- **QUOTED TEXT**:
++++

I'm aware that 行かない means "don't go" (hope I'm not wrong).

What I don't understand is the function of で. What's its use in this sentence? (I usually see that character used in です).


2 Answers 2


The で indicates a request. Incidentally 行かない means "won't go" - 行かないで is "don't go".


いかないで, without any other context, is the short way of saying いかないでください, "please don't go". A Japanese verb ending with the positive て or negative ないで as a single, one-word sentence, is a "please do / please don't" situation:

走らないで(ください)(please) don't run

座らないで(ください)(please) don't sit down

喋らないで(ください)(please) don't talk

来て(ください)(please) come

見て(ください)(please) look

聞いて(ください)(please) listen

omitting ください is often done in casual conversation. It can also give the request a strong feeling when it is omitted.

  • This answer sounds legit to me. No idea why the downvote.

++++

- **COLLECTED MATERIAL**:

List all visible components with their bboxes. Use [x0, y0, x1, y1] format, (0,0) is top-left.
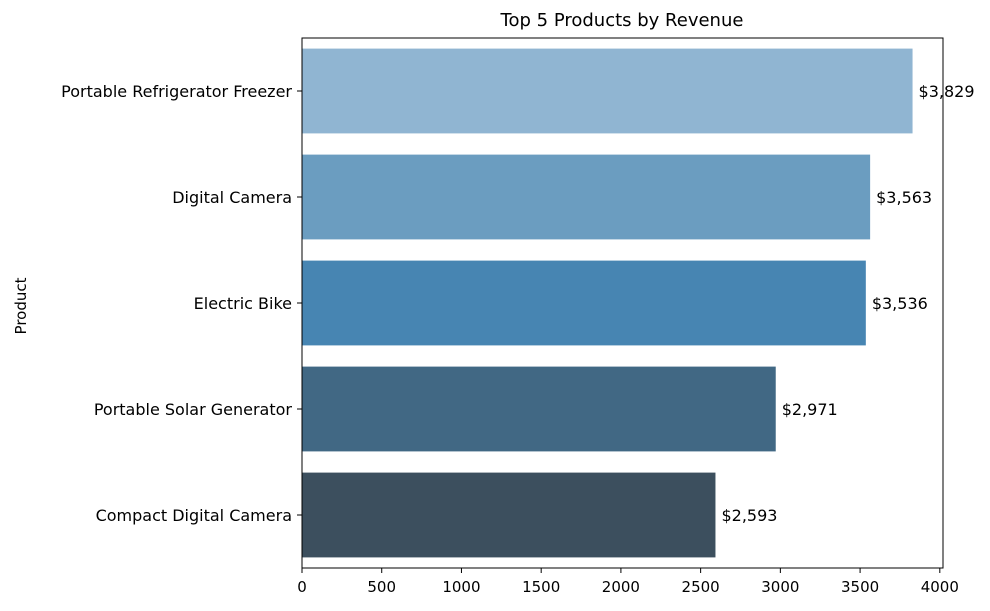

++++

- **DIRECTIVE 1**: Copy the part of the discussion of 行かないで that opens with the words containing "来て(ください)(please) come" and closes with "why the downvote.".
- **DIRECTIVE 2**: Write what would come next in the discussion of 行かないで, after its final sentence.

- **TASK RESULT 1**:
来て(ください)(please) come

見て(ください)(please) look

聞いて(ください)(please) listen

omitting ください is often done in casual conversation. It can also give the request a strong feeling when it is omitted.

  • This answer sounds legit to me. No idea why the downvote.

- **TASK RESULT 2**:
    – alex
    May 9, 2018 at 14:31
  • I get a lot of downvotes, unfortunately. Many are reasonable, in the sense that my answers come from personal experience, and are not very technical or linguistically detailed. Some I suspect are "trollish", but I do make mistakes, so I try not to judge. May 9, 2018 at 14:35
  • 1
    Again, not me who downvoted, but you say "If you ever see a Japanese verb ending with the positive て or negative ないで, by itself, it is always a "please do / please don't" situation:" and that's just not true. The "ないで" form has more uses than just a negative command/request. Do you have a grammar reference book or something that you can use to double check your first thoughts for answers?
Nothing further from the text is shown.